(Items listed in a dataset)
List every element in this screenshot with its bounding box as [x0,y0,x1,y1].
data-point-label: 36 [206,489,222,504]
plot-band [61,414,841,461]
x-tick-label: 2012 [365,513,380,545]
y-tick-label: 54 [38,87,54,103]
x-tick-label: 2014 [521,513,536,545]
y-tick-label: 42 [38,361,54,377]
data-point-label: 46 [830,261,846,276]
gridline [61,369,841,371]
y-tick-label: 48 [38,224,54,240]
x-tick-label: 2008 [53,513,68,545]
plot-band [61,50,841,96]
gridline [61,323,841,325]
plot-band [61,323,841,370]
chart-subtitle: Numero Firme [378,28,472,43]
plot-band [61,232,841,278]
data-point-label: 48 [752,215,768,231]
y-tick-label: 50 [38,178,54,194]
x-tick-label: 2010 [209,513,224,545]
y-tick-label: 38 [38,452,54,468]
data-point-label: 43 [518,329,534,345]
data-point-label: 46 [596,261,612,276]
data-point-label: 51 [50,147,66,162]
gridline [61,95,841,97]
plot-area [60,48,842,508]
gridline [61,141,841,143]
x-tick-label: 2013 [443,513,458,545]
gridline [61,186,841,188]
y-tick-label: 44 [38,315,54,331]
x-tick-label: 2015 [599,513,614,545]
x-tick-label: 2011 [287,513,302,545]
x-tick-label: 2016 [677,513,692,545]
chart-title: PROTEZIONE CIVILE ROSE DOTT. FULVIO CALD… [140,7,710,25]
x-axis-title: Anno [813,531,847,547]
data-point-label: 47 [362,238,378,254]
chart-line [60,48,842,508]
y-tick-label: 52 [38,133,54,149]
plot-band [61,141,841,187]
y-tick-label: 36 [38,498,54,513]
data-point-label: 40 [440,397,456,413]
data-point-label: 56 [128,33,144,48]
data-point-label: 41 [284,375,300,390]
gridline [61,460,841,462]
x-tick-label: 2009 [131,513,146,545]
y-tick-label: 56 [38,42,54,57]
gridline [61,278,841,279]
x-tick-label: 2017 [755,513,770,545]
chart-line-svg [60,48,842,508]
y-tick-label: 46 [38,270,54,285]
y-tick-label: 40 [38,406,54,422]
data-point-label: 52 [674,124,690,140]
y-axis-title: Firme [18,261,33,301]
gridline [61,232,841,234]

Aim of the task: Copy every line of the records above without changing anything.

Task solution:
List every element in this screenshot with its bounding box as [x0,y0,x1,y1].
data-point-label: 36 [206,489,222,504]
plot-band [61,414,841,461]
x-tick-label: 2012 [365,513,380,545]
y-tick-label: 54 [38,87,54,103]
x-tick-label: 2014 [521,513,536,545]
y-tick-label: 42 [38,361,54,377]
data-point-label: 46 [830,261,846,276]
gridline [61,369,841,371]
y-tick-label: 48 [38,224,54,240]
x-tick-label: 2008 [53,513,68,545]
plot-band [61,50,841,96]
gridline [61,323,841,325]
plot-band [61,323,841,370]
chart-subtitle: Numero Firme [378,28,472,43]
plot-band [61,232,841,278]
data-point-label: 48 [752,215,768,231]
y-tick-label: 50 [38,178,54,194]
x-tick-label: 2010 [209,513,224,545]
y-tick-label: 38 [38,452,54,468]
data-point-label: 43 [518,329,534,345]
data-point-label: 46 [596,261,612,276]
data-point-label: 51 [50,147,66,162]
gridline [61,95,841,97]
plot-area [60,48,842,508]
gridline [61,141,841,143]
x-tick-label: 2013 [443,513,458,545]
gridline [61,186,841,188]
y-tick-label: 44 [38,315,54,331]
x-tick-label: 2015 [599,513,614,545]
x-tick-label: 2011 [287,513,302,545]
x-tick-label: 2016 [677,513,692,545]
chart-title: PROTEZIONE CIVILE ROSE DOTT. FULVIO CALD… [140,7,710,25]
x-axis-title: Anno [813,531,847,547]
data-point-label: 47 [362,238,378,254]
chart-line [60,48,842,508]
y-tick-label: 52 [38,133,54,149]
plot-band [61,141,841,187]
y-tick-label: 36 [38,498,54,513]
data-point-label: 40 [440,397,456,413]
data-point-label: 56 [128,33,144,48]
data-point-label: 41 [284,375,300,390]
gridline [61,460,841,462]
x-tick-label: 2009 [131,513,146,545]
y-tick-label: 56 [38,42,54,57]
gridline [61,278,841,279]
x-tick-label: 2017 [755,513,770,545]
chart-line-svg [60,48,842,508]
y-tick-label: 46 [38,270,54,285]
y-tick-label: 40 [38,406,54,422]
data-point-label: 52 [674,124,690,140]
y-axis-title: Firme [18,261,33,301]
gridline [61,232,841,234]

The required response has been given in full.